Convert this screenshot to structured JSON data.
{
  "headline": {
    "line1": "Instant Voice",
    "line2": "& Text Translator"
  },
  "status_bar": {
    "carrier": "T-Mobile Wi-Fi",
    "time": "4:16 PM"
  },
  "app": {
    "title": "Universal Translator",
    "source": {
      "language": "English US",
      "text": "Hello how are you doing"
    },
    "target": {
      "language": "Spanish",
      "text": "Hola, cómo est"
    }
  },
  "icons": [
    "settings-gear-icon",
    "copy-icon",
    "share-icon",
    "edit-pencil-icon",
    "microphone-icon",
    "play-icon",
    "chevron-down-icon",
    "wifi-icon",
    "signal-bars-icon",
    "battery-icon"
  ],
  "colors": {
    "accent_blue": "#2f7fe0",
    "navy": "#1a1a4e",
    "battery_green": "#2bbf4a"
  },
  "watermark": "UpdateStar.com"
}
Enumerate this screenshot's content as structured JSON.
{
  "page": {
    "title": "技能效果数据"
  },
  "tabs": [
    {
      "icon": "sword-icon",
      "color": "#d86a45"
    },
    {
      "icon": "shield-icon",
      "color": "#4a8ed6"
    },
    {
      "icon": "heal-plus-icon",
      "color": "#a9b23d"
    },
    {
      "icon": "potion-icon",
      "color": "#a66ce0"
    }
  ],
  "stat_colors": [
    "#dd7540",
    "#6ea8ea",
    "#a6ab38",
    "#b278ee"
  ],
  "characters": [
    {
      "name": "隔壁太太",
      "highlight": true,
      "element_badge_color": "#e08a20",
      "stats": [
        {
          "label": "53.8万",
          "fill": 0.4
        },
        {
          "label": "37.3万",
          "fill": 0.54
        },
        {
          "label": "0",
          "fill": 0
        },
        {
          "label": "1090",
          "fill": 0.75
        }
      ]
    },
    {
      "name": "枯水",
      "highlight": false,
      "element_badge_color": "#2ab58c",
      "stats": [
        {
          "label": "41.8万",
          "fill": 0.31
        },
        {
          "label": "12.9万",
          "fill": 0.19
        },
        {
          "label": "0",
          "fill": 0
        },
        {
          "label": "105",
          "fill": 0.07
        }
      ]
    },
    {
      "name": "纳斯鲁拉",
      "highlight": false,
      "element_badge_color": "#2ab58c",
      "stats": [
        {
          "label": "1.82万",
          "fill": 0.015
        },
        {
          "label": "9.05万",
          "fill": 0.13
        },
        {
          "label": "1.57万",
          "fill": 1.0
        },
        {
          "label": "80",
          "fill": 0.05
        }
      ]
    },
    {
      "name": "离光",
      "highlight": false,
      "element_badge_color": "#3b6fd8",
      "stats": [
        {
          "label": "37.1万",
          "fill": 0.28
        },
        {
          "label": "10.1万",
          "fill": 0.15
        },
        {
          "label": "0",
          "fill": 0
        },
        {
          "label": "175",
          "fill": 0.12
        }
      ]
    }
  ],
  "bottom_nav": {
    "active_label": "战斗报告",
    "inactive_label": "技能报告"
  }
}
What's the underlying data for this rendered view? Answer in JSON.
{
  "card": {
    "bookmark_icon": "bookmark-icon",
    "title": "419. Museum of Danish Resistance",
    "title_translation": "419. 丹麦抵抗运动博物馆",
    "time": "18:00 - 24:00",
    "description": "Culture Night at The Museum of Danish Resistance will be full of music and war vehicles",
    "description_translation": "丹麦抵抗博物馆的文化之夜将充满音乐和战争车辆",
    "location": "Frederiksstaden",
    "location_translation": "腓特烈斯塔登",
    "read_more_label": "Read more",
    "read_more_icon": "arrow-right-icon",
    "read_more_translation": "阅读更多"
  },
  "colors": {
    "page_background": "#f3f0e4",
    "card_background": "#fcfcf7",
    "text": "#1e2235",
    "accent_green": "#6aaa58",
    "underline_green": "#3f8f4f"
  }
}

### TASK BRIEF
Copy out the whole listing exactly.

### REPLY TO THE EXERCISE
Convert this screenshot to structured JSON data.
{
  "headline": {
    "line1": "Instant Voice",
    "line2": "& Text Translator"
  },
  "status_bar": {
    "carrier": "T-Mobile Wi-Fi",
    "time": "4:16 PM"
  },
  "app": {
    "title": "Universal Translator",
    "source": {
      "language": "English US",
      "text": "Hello how are you doing"
    },
    "target": {
      "language": "Spanish",
      "text": "Hola, cómo est"
    }
  },
  "icons": [
    "settings-gear-icon",
    "copy-icon",
    "share-icon",
    "edit-pencil-icon",
    "microphone-icon",
    "play-icon",
    "chevron-down-icon",
    "wifi-icon",
    "signal-bars-icon",
    "battery-icon"
  ],
  "colors": {
    "accent_blue": "#2f7fe0",
    "navy": "#1a1a4e",
    "battery_green": "#2bbf4a"
  },
  "watermark": "UpdateStar.com"
}
Enumerate this screenshot's content as structured JSON.
{
  "page": {
    "title": "技能效果数据"
  },
  "tabs": [
    {
      "icon": "sword-icon",
      "color": "#d86a45"
    },
    {
      "icon": "shield-icon",
      "color": "#4a8ed6"
    },
    {
      "icon": "heal-plus-icon",
      "color": "#a9b23d"
    },
    {
      "icon": "potion-icon",
      "color": "#a66ce0"
    }
  ],
  "stat_colors": [
    "#dd7540",
    "#6ea8ea",
    "#a6ab38",
    "#b278ee"
  ],
  "characters": [
    {
      "name": "隔壁太太",
      "highlight": true,
      "element_badge_color": "#e08a20",
      "stats": [
        {
          "label": "53.8万",
          "fill": 0.4
        },
        {
          "label": "37.3万",
          "fill": 0.54
        },
        {
          "label": "0",
          "fill": 0
        },
        {
          "label": "1090",
          "fill": 0.75
        }
      ]
    },
    {
      "name": "枯水",
      "highlight": false,
      "element_badge_color": "#2ab58c",
      "stats": [
        {
          "label": "41.8万",
          "fill": 0.31
        },
        {
          "label": "12.9万",
          "fill": 0.19
        },
        {
          "label": "0",
          "fill": 0
        },
        {
          "label": "105",
          "fill": 0.07
        }
      ]
    },
    {
      "name": "纳斯鲁拉",
      "highlight": false,
      "element_badge_color": "#2ab58c",
      "stats": [
        {
          "label": "1.82万",
          "fill": 0.015
        },
        {
          "label": "9.05万",
          "fill": 0.13
        },
        {
          "label": "1.57万",
          "fill": 1.0
        },
        {
          "label": "80",
          "fill": 0.05
        }
      ]
    },
    {
      "name": "离光",
      "highlight": false,
      "element_badge_color": "#3b6fd8",
      "stats": [
        {
          "label": "37.1万",
          "fill": 0.28
        },
        {
          "label": "10.1万",
          "fill": 0.15
        },
        {
          "label": "0",
          "fill": 0
        },
        {
          "label": "175",
          "fill": 0.12
        }
      ]
    }
  ],
  "bottom_nav": {
    "active_label": "战斗报告",
    "inactive_label": "技能报告"
  }
}
What's the underlying data for this rendered view? Answer in JSON.
{
  "card": {
    "bookmark_icon": "bookmark-icon",
    "title": "419. Museum of Danish Resistance",
    "title_translation": "419. 丹麦抵抗运动博物馆",
    "time": "18:00 - 24:00",
    "description": "Culture Night at The Museum of Danish Resistance will be full of music and war vehicles",
    "description_translation": "丹麦抵抗博物馆的文化之夜将充满音乐和战争车辆",
    "location": "Frederiksstaden",
    "location_translation": "腓特烈斯塔登",
    "read_more_label": "Read more",
    "read_more_icon": "arrow-right-icon",
    "read_more_translation": "阅读更多"
  },
  "colors": {
    "page_background": "#f3f0e4",
    "card_background": "#fcfcf7",
    "text": "#1e2235",
    "accent_green": "#6aaa58",
    "underline_green": "#3f8f4f"
  }
}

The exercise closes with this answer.